### 文書抜粋
サービス業などが 重要になる!
─ 今年6月に8代目の会長に就任しました。日本生産性本部は1955年に設立されましたが、この間、日本は高度経済成長を経験し、人口減少社会を迎えて「失われた30年」に代表される成熟社会となりました。この環境の中でいかに生産性を上げていくかが大きなテーマになっています。
小林 日本生産性本部は産業界(経済界)、労働界、学識者の三者構成で、「生産性運動三原則」(①雇用の維持・拡大、②労使の協力と協議、③成果の公正な分配)の下、日本の生産性運動を牽引してきました。これから本格的な人口減少社会に突入しますが、その中で成長を実現させるためには、労働生産性を高めていくしかありません。
ただ足元では社会情勢が大きく変化しています。7月の参院選の結果を見ても、新興政党が一定の支持を得ました。これは、明らかにこの30年の停滞に対して国民、特に若い人が不満を持っていることを示しています。
しかも、この2~3年で急激に円安が進みました。外的要因も大きいとはいえ、長く続いたデフレから一気に物価高に直面しています。特に食料品やサービスの価格が急騰しているため、国民の生活にダメージが出ている。その実感があるのでしょう。
─ 既成政党がそれに対する手立てを打っていないと。
小林 ええ。国民の間には既成政党のアクションがあまりに遅かったという不満もあると思います。今後についても全く予断を許しません。誰も明確な答えを持っているわけではありませんが、その中でも皆で一緒に考えていく。それが我々のスタンスになります。
─ 一方で、世界中で国民に迎合するポピュリズムの公約が強調される傾向もあります。
小林 そうですね。だからこそ価値創造の重要性が増しています。今までは海外から原材料を輸入して最終商品へと加工し、それを海外に輸出して経済成長につなげてきました。ところが今はそういったものづくりのスキームが通用する時代ではなくなっているのです。代わりにサービス業などのストーリー性が重要になっています。

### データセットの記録
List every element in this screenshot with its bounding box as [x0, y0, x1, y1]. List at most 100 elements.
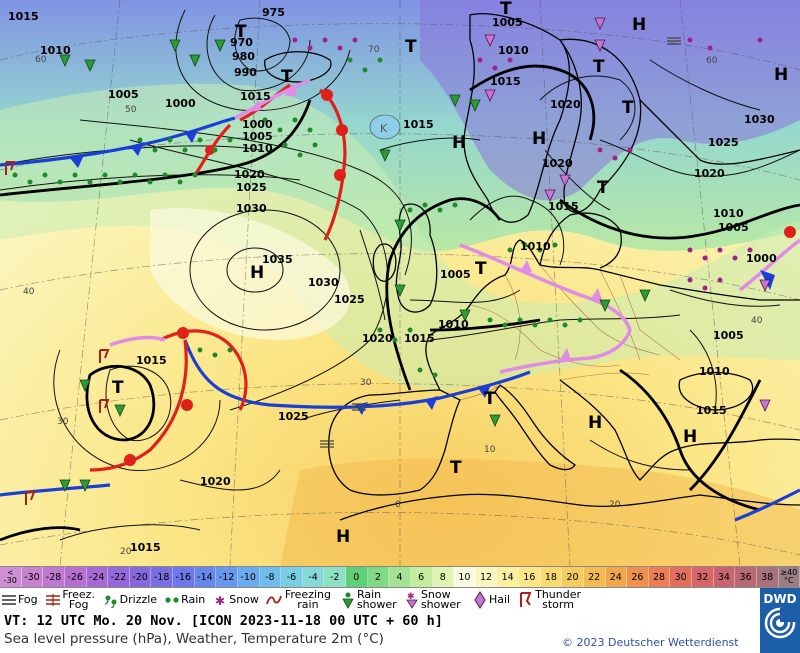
- dwd-logo-text: DWD: [763, 592, 797, 606]
- weather-map: 1015 1010 1005 1000 975 970 980 990 1000…: [0, 0, 800, 566]
- pressure-system-label: H: [250, 263, 264, 283]
- temperature-field-polar: [420, 0, 800, 201]
- scale-cell: 20: [562, 567, 584, 587]
- pressure-label: 1005: [108, 88, 139, 101]
- weather-legend: Fog Freez. Fog Drizzle Rain ✱ Snow Freez…: [0, 588, 800, 612]
- legend-label: Freez. Fog: [62, 588, 95, 611]
- pressure-label: 970: [230, 36, 253, 49]
- thunderstorm-icon: [516, 590, 534, 610]
- scale-cell: 14: [497, 567, 519, 587]
- legend-item-rain-shower: Rain shower: [339, 588, 403, 612]
- pressure-label: 1020: [234, 168, 265, 181]
- pressure-label: 1015: [490, 75, 521, 88]
- pressure-label: 1000: [165, 97, 196, 110]
- pressure-label: 1025: [236, 181, 267, 194]
- scale-cell: -8: [259, 567, 282, 587]
- legend-label: Fog: [18, 593, 38, 606]
- temperature-label: 30: [360, 378, 372, 388]
- legend-label: Snow: [229, 593, 259, 606]
- temperature-label: 40: [23, 287, 35, 297]
- legend-label: Rain: [181, 593, 206, 606]
- pressure-label: 1005: [492, 16, 523, 29]
- temperature-label: 10: [484, 445, 496, 455]
- temperature-label: 0: [395, 500, 401, 510]
- scale-cell: -2: [324, 567, 346, 587]
- scale-cell: -22: [108, 567, 130, 587]
- rain-shower-symbols: [59, 39, 651, 492]
- pressure-system-label: H: [588, 413, 602, 433]
- pressure-system-label: T: [484, 389, 496, 409]
- scale-cell: -4: [302, 567, 325, 587]
- scale-cell: -18: [151, 567, 173, 587]
- pressure-label: 1025: [278, 410, 309, 423]
- snow-shower-icon: ✱: [403, 590, 421, 610]
- scale-cell: -28: [43, 567, 65, 587]
- pressure-label: 1015: [136, 354, 167, 367]
- pressure-system-label: T: [593, 57, 605, 77]
- pressure-system-label: H: [532, 129, 546, 149]
- scale-cell: -16: [173, 567, 195, 587]
- rain-symbols: [12, 57, 583, 378]
- pressure-label: 1015: [404, 332, 435, 345]
- temperature-label: 70: [368, 45, 380, 55]
- pressure-label: 1020: [362, 332, 393, 345]
- occluded-front-central: [109, 226, 800, 374]
- pressure-label: 1000: [746, 252, 777, 265]
- pressure-label: 990: [234, 66, 257, 79]
- scale-cell: -30: [21, 567, 44, 587]
- info-strip: VT: 12 UTC Mo. 20 Nov. [ICON 2023-11-18 …: [0, 612, 800, 653]
- dwd-swirl-icon: [764, 607, 796, 639]
- pressure-system-label: T: [597, 178, 609, 198]
- pressure-system-label: H: [632, 15, 646, 35]
- scale-cell: 2: [367, 567, 390, 587]
- snow-shower-symbols: [484, 17, 771, 412]
- legend-item-thunderstorm: Thunder storm: [516, 588, 588, 612]
- scale-cell: 18: [540, 567, 563, 587]
- legend-item-fog: Fog: [0, 588, 44, 612]
- scale-cell: 32: [692, 567, 714, 587]
- copyright: © 2023 Deutscher Wetterdienst: [562, 636, 739, 649]
- legend-label: Freezing rain: [284, 588, 331, 611]
- drizzle-icon: [102, 590, 120, 610]
- fog-symbols: [320, 37, 681, 448]
- scale-cell: 4: [389, 567, 411, 587]
- warm-front-central: [89, 327, 248, 472]
- pressure-label: 1025: [334, 293, 365, 306]
- scale-cell: 26: [627, 567, 649, 587]
- thunderstorm-symbols: [5, 161, 110, 505]
- freezing-fog-icon: [44, 590, 62, 610]
- legend-item-hail: Hail: [471, 588, 516, 612]
- pressure-system-label: T: [450, 458, 462, 478]
- svg-text:✱: ✱: [215, 594, 225, 606]
- pressure-label: 1015: [240, 90, 271, 103]
- temperature-labels: 60 50 40 30 20 70 60 40 30 20 0 10: [23, 45, 763, 557]
- scale-cell: 0: [346, 567, 368, 587]
- pressure-label: 1030: [744, 113, 775, 126]
- scale-cell: 12: [475, 567, 498, 587]
- pressure-label: 1010: [713, 207, 744, 220]
- legend-item-freezing-rain: Freezing rain: [265, 588, 339, 612]
- pressure-label: 1020: [542, 157, 573, 170]
- map-description: Sea level pressure (hPa), Weather, Tempe…: [4, 631, 384, 647]
- pressure-system-label: T: [235, 22, 247, 42]
- legend-item-drizzle: Drizzle: [102, 588, 163, 612]
- pressure-system-label: H: [683, 427, 697, 447]
- scale-cell: 22: [583, 567, 606, 587]
- scale-cell: -20: [129, 567, 152, 587]
- cold-front-north: [0, 116, 236, 168]
- pressure-label: 1015: [130, 541, 161, 554]
- scale-cell: -14: [194, 567, 217, 587]
- pressure-label: 1015: [8, 10, 39, 23]
- temperature-label: 60: [706, 56, 718, 66]
- pressure-label: 1010: [242, 142, 273, 155]
- pressure-label: 1015: [696, 404, 727, 417]
- pressure-label: 980: [232, 50, 255, 63]
- legend-label: Rain shower: [356, 588, 397, 611]
- occluded-front-north: [234, 78, 311, 120]
- legend-item-snow: ✱ Snow: [211, 588, 265, 612]
- svg-text:K: K: [380, 122, 388, 135]
- fog-icon: [0, 590, 18, 610]
- snow-icon: ✱: [211, 590, 229, 610]
- snow-symbols: [292, 37, 763, 291]
- scale-cell: ≥40 °C: [778, 567, 800, 587]
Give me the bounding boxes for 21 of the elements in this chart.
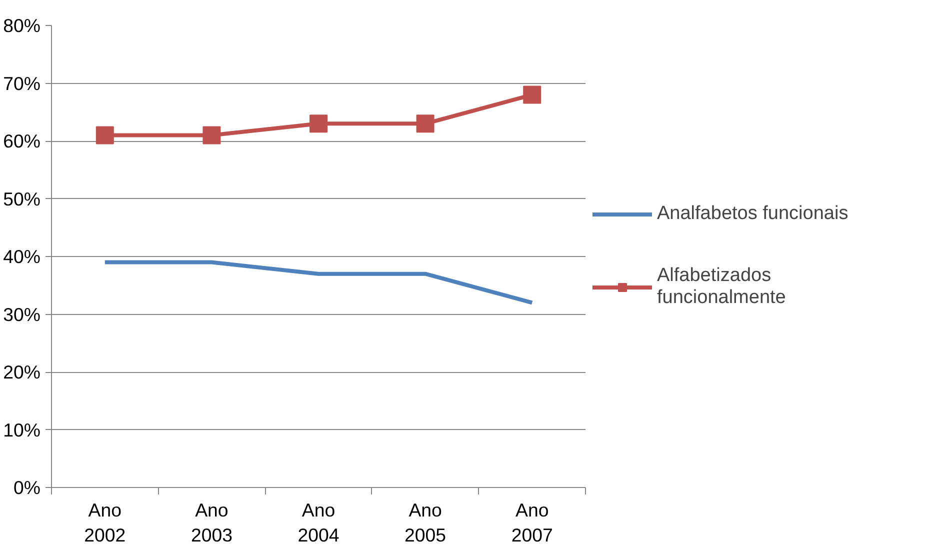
legend-label: Alfabetizados funcionalmente [657,265,786,309]
x-tick-label: Ano 2003 [190,500,232,546]
x-tick-label: Ano 2004 [298,500,340,546]
y-tick-label: 80% [3,15,41,36]
y-tick-label: 30% [3,304,41,325]
y-tick-label: 70% [3,72,41,94]
y-tick-label: 0% [14,477,41,498]
y-tick-label: 10% [3,419,41,440]
point [523,86,542,104]
point [96,126,114,144]
x-tick-label: Ano 2005 [404,500,446,546]
y-tick-label: 50% [3,188,41,210]
legend-label: Analfabetos funcionais [657,203,848,225]
point [202,126,221,144]
y-tick-label: 60% [3,130,41,152]
x-tick-label: Ano 2002 [84,500,126,546]
point [310,114,328,133]
x-tick-label: Ano 2007 [511,500,553,546]
y-tick-label: 40% [3,246,41,267]
point [416,114,434,133]
y-tick-label: 20% [3,362,41,382]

### 実施事項
文書抜粋の内容に基づき、以下の問いにそれぞれ答えてください。
(a) 日本生産性本部は何年に設立されましたか。
(b) 「生産性運動三原則」の二番目に掲げられている原則は何ですか。
(c) 価格が急騰しているものとして挙げられているのは何ですか。

### 回答
(a) 1955年
(b) 労使の協力と協議
(c) 食料品とサービス